Items from a figure collection:

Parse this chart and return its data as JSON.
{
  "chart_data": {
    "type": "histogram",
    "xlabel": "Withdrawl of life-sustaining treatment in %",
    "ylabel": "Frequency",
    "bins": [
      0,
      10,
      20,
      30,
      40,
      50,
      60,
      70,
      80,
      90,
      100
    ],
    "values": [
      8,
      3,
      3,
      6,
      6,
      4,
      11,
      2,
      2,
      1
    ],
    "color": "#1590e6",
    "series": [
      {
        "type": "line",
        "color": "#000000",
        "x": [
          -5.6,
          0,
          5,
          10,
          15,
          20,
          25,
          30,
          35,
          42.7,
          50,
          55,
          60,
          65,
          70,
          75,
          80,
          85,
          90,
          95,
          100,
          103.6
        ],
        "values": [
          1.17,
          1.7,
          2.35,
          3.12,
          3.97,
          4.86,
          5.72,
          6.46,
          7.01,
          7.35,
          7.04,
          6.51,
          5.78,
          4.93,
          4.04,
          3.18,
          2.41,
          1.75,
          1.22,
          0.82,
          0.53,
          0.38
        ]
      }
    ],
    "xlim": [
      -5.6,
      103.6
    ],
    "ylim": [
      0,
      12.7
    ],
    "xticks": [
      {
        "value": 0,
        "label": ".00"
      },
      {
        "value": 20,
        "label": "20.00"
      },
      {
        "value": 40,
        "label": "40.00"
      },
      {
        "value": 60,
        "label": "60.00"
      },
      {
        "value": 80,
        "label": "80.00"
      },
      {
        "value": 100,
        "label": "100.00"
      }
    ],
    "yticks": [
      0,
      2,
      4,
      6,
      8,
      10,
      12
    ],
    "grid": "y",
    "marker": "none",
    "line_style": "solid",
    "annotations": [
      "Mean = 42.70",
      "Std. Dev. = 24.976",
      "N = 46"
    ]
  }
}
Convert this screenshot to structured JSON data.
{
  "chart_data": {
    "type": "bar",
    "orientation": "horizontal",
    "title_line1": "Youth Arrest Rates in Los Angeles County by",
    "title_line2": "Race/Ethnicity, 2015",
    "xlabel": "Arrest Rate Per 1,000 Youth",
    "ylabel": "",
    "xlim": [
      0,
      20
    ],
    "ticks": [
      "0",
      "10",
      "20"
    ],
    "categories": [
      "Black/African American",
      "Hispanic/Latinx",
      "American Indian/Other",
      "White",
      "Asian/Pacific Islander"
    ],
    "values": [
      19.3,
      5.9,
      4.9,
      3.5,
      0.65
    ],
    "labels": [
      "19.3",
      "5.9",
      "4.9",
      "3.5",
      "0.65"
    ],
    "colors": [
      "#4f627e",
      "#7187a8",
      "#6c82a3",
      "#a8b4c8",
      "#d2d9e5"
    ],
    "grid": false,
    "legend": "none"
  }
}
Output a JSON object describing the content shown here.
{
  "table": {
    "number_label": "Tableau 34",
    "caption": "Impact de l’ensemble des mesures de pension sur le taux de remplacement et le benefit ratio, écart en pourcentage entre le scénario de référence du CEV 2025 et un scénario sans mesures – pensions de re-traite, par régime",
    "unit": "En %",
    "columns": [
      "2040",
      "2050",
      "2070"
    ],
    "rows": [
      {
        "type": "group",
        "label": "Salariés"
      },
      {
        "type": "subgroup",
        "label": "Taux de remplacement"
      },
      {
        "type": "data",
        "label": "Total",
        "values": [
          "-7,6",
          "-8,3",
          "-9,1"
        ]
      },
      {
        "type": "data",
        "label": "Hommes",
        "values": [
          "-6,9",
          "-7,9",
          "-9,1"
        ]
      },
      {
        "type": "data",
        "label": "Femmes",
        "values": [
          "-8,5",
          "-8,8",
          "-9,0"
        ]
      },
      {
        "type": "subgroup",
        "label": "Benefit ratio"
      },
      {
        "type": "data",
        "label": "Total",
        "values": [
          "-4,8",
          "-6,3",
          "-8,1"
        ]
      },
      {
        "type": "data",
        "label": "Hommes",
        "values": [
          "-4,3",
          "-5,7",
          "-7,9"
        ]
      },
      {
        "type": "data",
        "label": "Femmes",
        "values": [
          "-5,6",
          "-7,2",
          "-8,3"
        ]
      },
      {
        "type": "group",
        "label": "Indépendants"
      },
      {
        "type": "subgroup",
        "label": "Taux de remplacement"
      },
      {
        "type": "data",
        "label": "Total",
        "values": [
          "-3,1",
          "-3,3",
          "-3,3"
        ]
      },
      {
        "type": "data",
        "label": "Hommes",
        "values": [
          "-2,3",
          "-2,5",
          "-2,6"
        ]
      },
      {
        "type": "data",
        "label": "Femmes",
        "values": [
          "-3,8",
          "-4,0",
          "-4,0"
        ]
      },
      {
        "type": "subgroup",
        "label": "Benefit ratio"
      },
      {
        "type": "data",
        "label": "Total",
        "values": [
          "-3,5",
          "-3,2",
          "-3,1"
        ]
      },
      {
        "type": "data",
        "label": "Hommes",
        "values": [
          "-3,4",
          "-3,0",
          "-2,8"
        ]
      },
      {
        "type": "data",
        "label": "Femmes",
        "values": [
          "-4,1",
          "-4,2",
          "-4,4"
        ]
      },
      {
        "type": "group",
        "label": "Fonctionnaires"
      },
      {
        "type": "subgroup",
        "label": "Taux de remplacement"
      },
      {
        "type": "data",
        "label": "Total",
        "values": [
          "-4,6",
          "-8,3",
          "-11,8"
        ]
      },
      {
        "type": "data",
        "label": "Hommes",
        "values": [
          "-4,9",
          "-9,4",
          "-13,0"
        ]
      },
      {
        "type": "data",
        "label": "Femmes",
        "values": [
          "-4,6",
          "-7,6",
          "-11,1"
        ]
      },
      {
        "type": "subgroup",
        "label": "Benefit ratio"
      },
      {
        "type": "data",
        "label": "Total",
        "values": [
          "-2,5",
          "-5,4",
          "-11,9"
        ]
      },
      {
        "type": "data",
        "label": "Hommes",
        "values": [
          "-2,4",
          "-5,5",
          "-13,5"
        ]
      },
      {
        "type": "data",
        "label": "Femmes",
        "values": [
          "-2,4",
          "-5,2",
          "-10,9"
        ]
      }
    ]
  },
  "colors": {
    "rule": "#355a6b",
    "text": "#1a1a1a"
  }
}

▶ **What you are asked to do**
Search the records for the word "Youth". Copy every line that has it.

▶ **Response for this exercise**
    "title_line1": "Youth Arrest Rates in Los Angeles County by",
    "xlabel": "Arrest Rate Per 1,000 Youth",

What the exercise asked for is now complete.